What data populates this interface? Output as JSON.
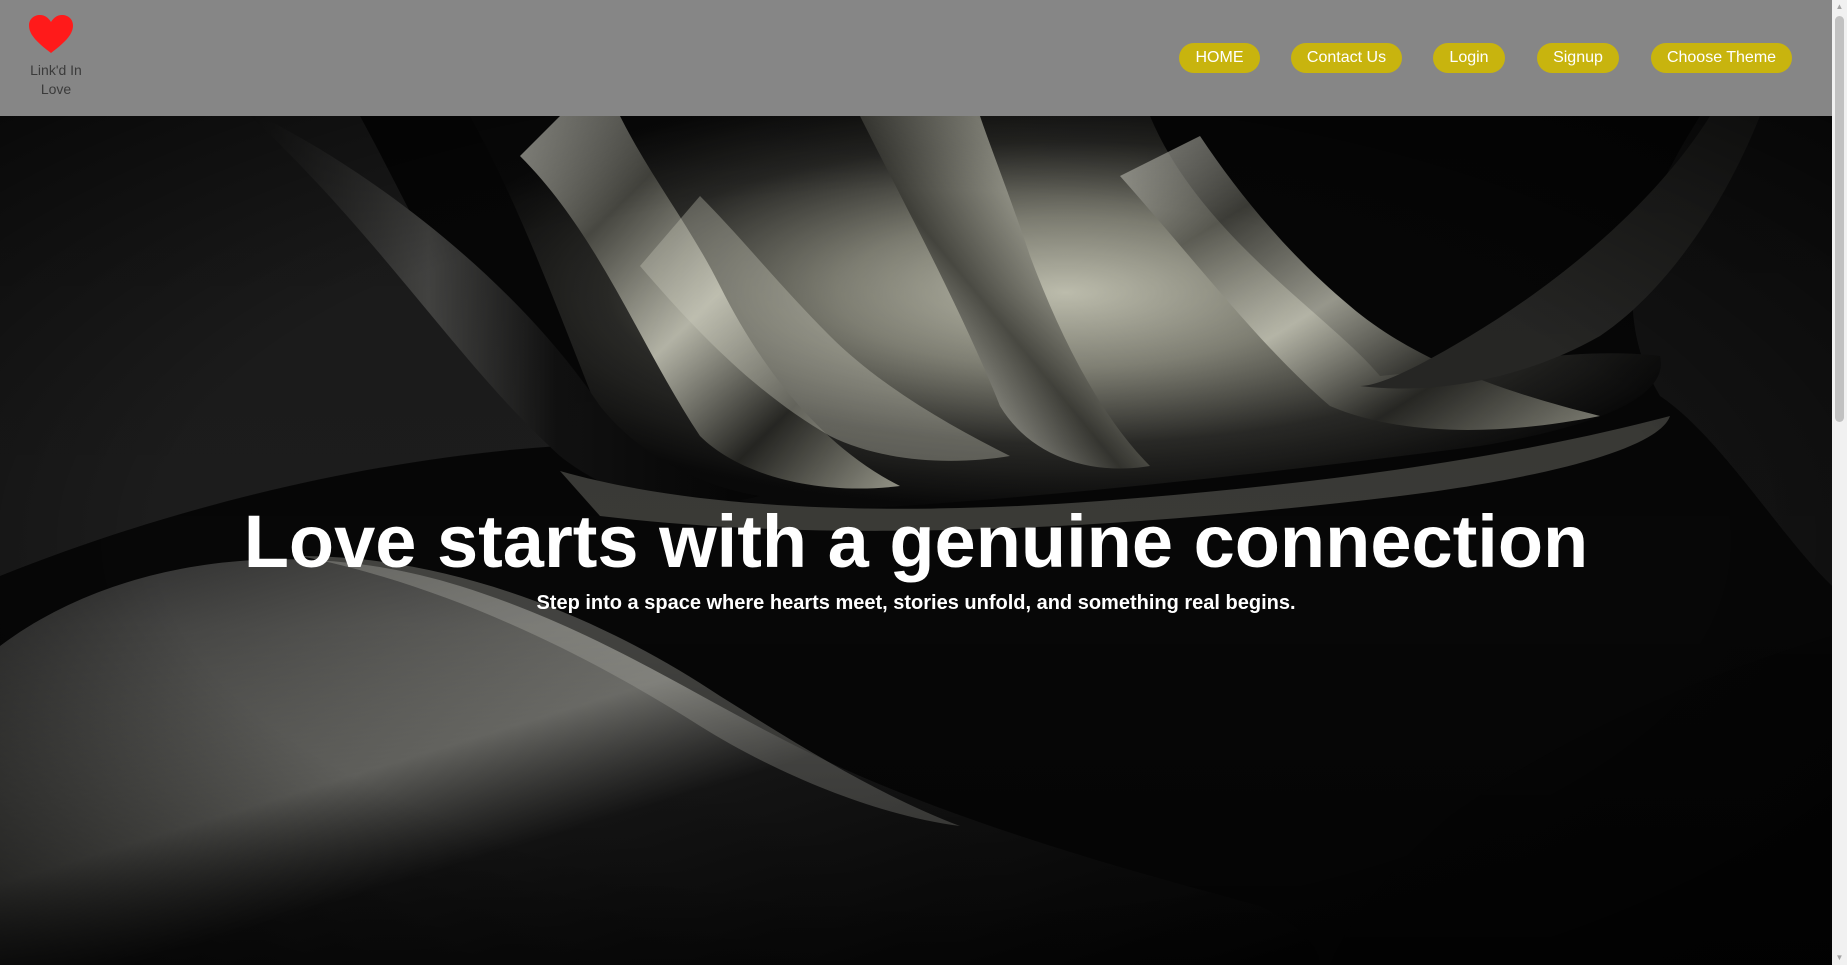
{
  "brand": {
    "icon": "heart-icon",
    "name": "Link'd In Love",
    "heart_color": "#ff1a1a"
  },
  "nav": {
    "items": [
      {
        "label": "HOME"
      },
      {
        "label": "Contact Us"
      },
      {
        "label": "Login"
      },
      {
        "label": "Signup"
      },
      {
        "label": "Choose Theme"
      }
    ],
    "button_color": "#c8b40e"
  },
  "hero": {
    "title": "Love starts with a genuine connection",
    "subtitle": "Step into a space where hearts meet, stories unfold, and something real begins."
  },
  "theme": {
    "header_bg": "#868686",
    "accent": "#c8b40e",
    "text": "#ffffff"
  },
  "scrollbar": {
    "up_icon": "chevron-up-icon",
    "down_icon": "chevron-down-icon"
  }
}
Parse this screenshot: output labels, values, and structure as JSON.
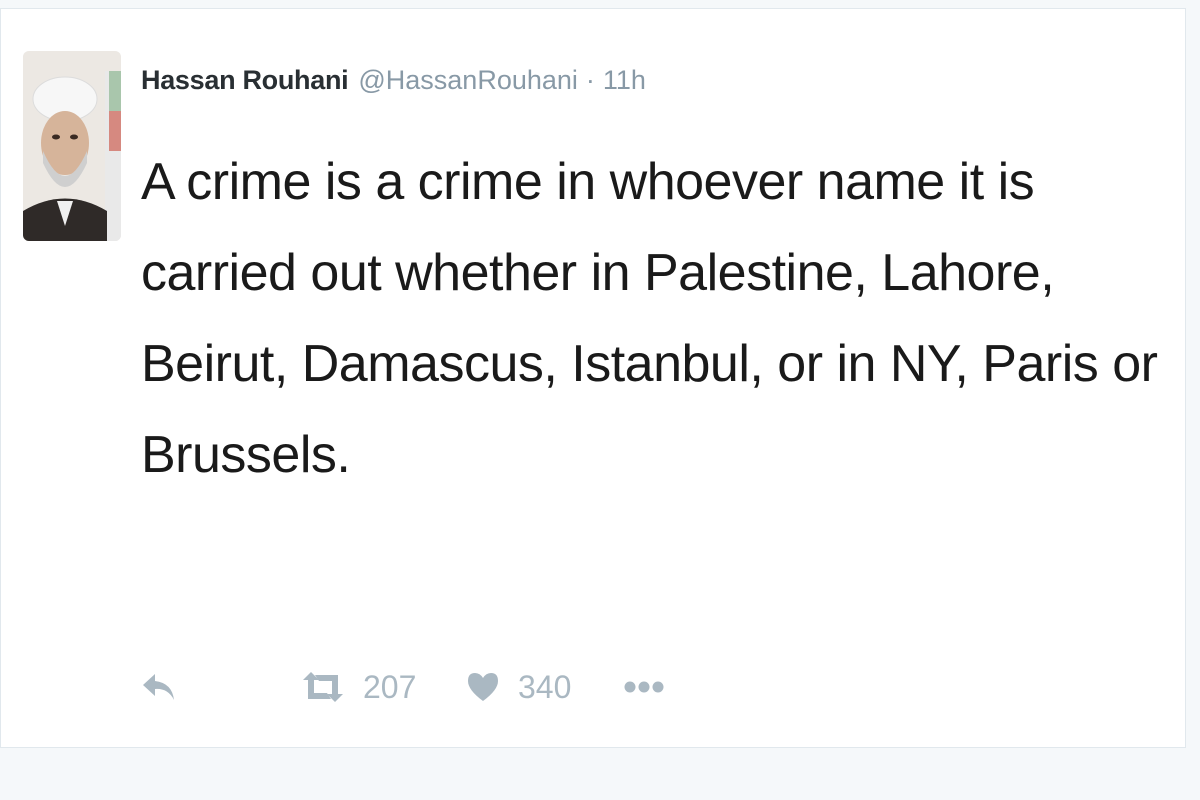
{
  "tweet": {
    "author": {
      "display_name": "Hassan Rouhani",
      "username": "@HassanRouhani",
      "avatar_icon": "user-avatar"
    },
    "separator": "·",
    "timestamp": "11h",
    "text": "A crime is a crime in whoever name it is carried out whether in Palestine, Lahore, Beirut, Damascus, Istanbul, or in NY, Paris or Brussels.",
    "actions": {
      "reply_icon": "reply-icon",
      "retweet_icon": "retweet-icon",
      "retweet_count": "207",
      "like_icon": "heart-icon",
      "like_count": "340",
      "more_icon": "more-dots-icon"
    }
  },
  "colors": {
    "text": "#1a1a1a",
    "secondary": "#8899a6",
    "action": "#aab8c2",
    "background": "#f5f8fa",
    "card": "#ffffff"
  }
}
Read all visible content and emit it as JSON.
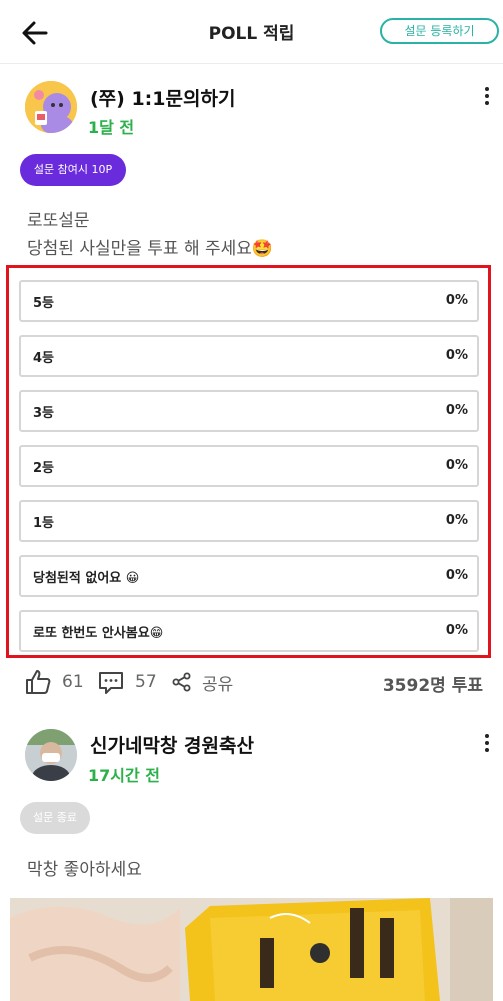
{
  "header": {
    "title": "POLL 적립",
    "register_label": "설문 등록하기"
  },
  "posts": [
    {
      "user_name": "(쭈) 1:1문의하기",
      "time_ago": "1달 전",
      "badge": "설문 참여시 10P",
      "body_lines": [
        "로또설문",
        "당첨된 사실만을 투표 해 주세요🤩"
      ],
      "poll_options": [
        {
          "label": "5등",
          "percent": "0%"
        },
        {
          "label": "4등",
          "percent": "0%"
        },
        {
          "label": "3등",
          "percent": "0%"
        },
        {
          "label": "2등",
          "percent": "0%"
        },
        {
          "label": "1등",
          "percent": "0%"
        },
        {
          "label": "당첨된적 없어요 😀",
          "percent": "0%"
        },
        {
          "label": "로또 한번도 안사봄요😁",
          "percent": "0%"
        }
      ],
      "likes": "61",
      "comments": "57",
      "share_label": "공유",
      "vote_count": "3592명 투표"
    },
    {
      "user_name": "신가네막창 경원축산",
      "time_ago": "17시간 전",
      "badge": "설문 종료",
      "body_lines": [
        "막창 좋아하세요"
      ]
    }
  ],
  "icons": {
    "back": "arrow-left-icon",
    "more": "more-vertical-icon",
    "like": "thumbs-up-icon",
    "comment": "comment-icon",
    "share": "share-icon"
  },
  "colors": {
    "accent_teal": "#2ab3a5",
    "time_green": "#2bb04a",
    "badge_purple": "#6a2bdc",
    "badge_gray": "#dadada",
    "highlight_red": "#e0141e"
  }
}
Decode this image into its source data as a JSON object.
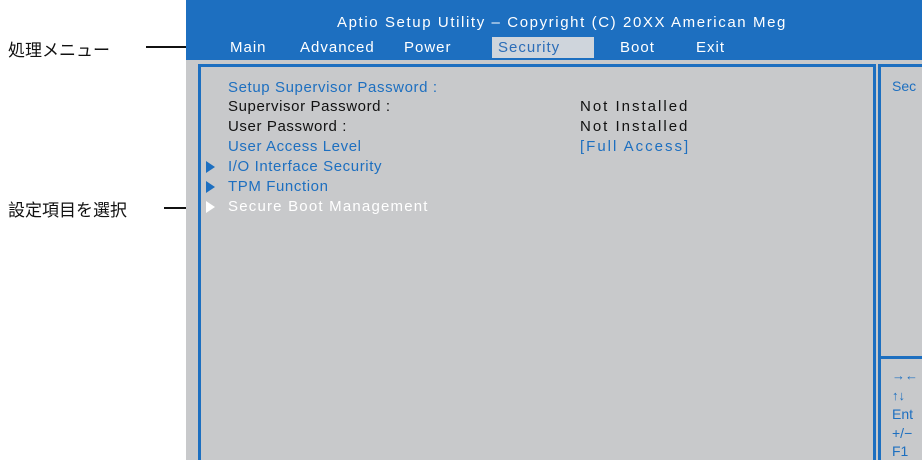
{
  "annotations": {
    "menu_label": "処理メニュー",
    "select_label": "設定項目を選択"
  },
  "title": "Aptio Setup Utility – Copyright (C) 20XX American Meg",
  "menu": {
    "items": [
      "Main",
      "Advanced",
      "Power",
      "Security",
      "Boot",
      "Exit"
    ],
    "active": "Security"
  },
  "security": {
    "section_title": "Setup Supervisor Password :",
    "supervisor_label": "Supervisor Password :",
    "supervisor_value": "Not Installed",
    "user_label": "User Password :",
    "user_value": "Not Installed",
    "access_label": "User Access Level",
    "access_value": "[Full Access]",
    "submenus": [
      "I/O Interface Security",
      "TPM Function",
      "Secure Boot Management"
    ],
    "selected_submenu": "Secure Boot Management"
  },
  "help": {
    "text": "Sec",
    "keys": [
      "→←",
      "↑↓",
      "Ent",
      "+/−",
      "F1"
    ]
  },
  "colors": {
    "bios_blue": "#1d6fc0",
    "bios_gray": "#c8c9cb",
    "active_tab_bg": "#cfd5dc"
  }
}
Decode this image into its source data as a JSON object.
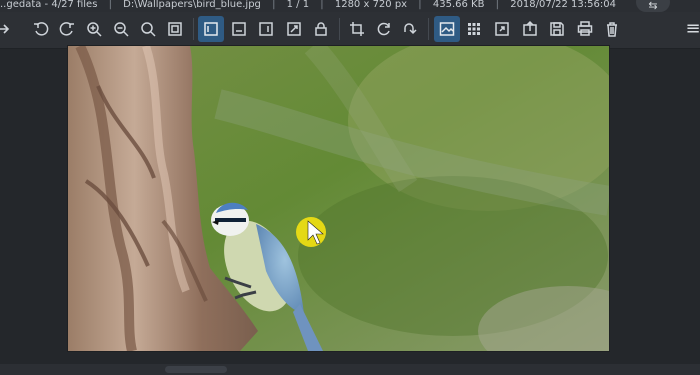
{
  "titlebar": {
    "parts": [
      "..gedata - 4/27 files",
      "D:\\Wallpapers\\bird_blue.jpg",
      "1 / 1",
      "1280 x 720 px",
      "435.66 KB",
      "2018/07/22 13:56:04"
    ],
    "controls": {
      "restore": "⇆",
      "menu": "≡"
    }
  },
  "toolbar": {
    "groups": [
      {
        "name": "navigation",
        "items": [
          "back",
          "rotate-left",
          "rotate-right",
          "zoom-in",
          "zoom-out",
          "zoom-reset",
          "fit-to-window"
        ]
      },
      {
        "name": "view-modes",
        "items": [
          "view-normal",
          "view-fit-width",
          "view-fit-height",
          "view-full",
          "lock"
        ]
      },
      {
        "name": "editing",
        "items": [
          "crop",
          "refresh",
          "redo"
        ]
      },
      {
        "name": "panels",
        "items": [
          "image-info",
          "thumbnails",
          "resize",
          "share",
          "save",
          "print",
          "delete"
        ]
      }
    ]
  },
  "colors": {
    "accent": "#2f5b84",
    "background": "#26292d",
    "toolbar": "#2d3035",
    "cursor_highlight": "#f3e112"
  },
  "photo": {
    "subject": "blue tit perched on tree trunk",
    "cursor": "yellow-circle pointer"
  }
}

━━━━━━━━

- _WHAT YOU WILL DO_
Find the string "more" in the entries above and return each line that holds it.

- _ANSWER BELOW_
      "more_icon": "more-dots-icon"
    "more": "more-vertical-icon",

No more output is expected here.